* SOURCE EXTRACT *
━━━━
We will eradicate climate change in our lifetime!-Cyberdyne Systems

Latitude
Reply to  Eric Worrall
January 1, 2016 6:18 am

Why would climate change matter to a machine?

meltemian
Reply to  Eric Worrall
January 1, 2016 10:33 am

….and no oil for lubrication!

Patrick MJD
Reply to  Eric Worrall
January 1, 2016 1:58 pm

No problem for a hyper-alloy combat chassis.

Reply to  Eric Worrall
January 1, 2016 3:26 pm

The climate is the system of weather systems and has not changed, and needs no “solution”. The hybrids may be smart enough to ignore the issue.

george e smith
Reply to  Eric Worrall
January 2, 2016 6:21 pm

Please Sir,
Why the hell would we machinbots give a hoot about climate; or whether it changes ??

Reply to  Eric Worrall
January 11, 2016 12:54 pm

What your so-called “super intelligence” beings will determine is that humans do not and cannot control climate…natural variation drives climate.

arthur4563
January 1, 2016 4:45 am

End wars thru more intelligence? That’s quite funny. Well, at least these new brains will have more than the Daily Mail

Reply to  arthur4563
January 1, 2016 5:31 am

The Four Horsemen of the Apocolypse will still be riding rings round us!

Reply to  arthur4563
January 1, 2016 11:12 am

April 1st comes earlier every year…

January 1, 2016 4:59 am

Artificial Intelligence will never be a match for natural stupidity.

Gary
Reply to  Alan Watt, Climate Denialist Level 7
January 1, 2016 7:38 am

Natural intelligence has a hard enough time.

george e smith
Reply to  Alan Watt, Climate Denialist Level 7
January 2, 2016 6:23 pm

Well it can screw up so much faster.
━━━━
* GIVEN RECORDS *
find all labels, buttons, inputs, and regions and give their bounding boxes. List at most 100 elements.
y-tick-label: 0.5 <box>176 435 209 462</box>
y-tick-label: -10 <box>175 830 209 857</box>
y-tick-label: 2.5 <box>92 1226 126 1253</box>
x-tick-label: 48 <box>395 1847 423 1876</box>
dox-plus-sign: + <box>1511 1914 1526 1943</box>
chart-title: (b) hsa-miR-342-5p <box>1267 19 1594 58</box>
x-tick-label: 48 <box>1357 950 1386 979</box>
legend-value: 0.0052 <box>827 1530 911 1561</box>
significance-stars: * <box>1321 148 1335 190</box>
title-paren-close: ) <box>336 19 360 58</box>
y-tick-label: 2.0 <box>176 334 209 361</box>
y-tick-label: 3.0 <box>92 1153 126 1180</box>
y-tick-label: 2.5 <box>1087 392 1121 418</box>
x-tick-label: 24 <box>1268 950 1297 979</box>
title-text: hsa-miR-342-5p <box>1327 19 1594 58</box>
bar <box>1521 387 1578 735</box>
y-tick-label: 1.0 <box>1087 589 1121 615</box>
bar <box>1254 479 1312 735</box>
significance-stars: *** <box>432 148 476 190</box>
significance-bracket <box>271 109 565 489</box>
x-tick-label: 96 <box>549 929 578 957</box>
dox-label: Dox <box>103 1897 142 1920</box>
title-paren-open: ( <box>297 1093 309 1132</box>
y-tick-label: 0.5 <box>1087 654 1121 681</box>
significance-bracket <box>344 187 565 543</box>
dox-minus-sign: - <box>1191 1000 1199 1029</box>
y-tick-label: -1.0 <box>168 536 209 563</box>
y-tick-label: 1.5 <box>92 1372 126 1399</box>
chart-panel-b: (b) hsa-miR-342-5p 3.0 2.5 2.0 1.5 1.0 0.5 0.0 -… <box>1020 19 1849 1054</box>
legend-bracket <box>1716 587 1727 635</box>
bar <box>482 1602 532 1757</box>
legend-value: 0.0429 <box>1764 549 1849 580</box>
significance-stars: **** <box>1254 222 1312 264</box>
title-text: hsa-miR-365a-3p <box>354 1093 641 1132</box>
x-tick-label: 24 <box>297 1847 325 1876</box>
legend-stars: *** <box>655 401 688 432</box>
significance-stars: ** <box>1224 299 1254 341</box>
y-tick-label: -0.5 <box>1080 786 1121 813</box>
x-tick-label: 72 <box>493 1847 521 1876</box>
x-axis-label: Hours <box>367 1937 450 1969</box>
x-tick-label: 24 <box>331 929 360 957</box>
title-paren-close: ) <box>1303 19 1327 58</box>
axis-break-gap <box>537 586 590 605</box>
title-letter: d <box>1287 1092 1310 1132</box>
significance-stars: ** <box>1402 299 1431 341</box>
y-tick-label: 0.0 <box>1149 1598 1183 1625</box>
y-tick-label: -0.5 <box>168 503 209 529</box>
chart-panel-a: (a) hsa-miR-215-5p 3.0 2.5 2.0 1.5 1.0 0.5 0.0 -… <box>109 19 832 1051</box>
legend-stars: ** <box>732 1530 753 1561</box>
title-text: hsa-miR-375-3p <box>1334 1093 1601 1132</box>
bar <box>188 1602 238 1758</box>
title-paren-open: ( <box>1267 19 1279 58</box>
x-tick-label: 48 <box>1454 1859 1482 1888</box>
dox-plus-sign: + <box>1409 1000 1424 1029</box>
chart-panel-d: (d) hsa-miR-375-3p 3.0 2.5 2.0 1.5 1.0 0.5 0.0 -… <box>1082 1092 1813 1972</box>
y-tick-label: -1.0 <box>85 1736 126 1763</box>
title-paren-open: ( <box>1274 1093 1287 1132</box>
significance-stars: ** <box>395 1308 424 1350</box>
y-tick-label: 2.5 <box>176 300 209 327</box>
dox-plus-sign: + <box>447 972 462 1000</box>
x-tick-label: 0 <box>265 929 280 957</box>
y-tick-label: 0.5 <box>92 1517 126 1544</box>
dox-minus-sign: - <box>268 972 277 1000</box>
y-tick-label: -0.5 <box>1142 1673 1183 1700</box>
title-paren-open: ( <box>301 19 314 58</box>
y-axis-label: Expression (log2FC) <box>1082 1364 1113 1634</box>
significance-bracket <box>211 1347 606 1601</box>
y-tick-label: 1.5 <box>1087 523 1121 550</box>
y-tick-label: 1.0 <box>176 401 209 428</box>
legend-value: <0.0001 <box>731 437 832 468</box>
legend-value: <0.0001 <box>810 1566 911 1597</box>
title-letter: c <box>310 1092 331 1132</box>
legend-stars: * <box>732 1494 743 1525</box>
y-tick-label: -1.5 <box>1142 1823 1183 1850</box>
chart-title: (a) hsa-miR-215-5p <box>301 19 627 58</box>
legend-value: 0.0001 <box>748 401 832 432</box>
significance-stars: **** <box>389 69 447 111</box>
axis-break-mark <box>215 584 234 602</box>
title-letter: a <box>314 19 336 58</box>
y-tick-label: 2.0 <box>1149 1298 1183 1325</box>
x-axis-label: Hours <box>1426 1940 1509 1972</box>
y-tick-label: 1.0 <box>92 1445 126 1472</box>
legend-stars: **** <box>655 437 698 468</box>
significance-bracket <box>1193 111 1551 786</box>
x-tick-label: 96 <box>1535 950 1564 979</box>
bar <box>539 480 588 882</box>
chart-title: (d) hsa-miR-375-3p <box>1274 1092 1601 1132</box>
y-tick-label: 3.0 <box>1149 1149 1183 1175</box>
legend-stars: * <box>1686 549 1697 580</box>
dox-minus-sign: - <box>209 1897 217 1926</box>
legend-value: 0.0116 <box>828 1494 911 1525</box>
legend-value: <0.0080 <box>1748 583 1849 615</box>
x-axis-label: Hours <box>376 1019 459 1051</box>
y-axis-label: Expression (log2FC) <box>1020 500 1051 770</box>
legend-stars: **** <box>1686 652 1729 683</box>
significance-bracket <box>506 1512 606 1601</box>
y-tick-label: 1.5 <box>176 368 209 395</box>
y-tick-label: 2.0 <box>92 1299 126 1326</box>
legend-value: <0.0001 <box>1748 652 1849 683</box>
━━━━
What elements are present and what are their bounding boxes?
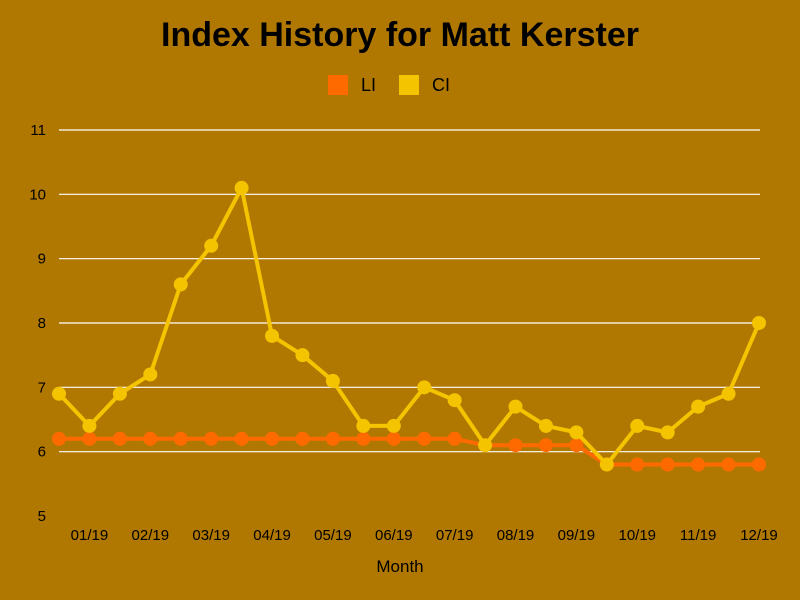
━━━━
* GIVEN PROBLEM *
Pick up the comment thread about machine intelligence and climate change after its last reply, and add a few more replies in the same style.

* WRITTEN ANSWER *
MarkW
Reply to  george e smith
January 4, 2016 6:04 am

To err is human. To really F things up, requires a computer.

Oliver Adams
January 1, 2016 5:02 am

My name is Robbie the Robot and I am your God.

Patrick MJD
Reply to  Oliver Adams
January 1, 2016 2:00 pm

Marvin…with a brain the size of a planet!

AndyG55
January 1, 2016 5:07 am

Putting two people together, each with an IQ of 80, does not give them an IQ of 160 !!!
Enhancing stupidity is not the answer.

Bill Powers
Reply to  AndyG55
January 1, 2016 2:21 pm

Brilliant!

Dawtgtomis
Reply to  AndyG55
January 1, 2016 7:47 pm

Remainds me of “Flowers for Algernon”.

January 1, 2016 5:10 am

But lets just say I would be nervous about the consequences of abruptly giving a normal human volunteer superhuman intellectual abilities, without a lot of preliminary research, to establish what effect such brain modifications have on someone’s emotional stability.

It is ancient wisdom that power corrupts and that absolute power corrupts absolutely. There will be the power of those who control the technology. There will the power of some people with enhancements over those without. There will be the power of the artificial intelligence making decisions for the “substandard” humans. A planetary artificial super intelligence? What could go wrong with that?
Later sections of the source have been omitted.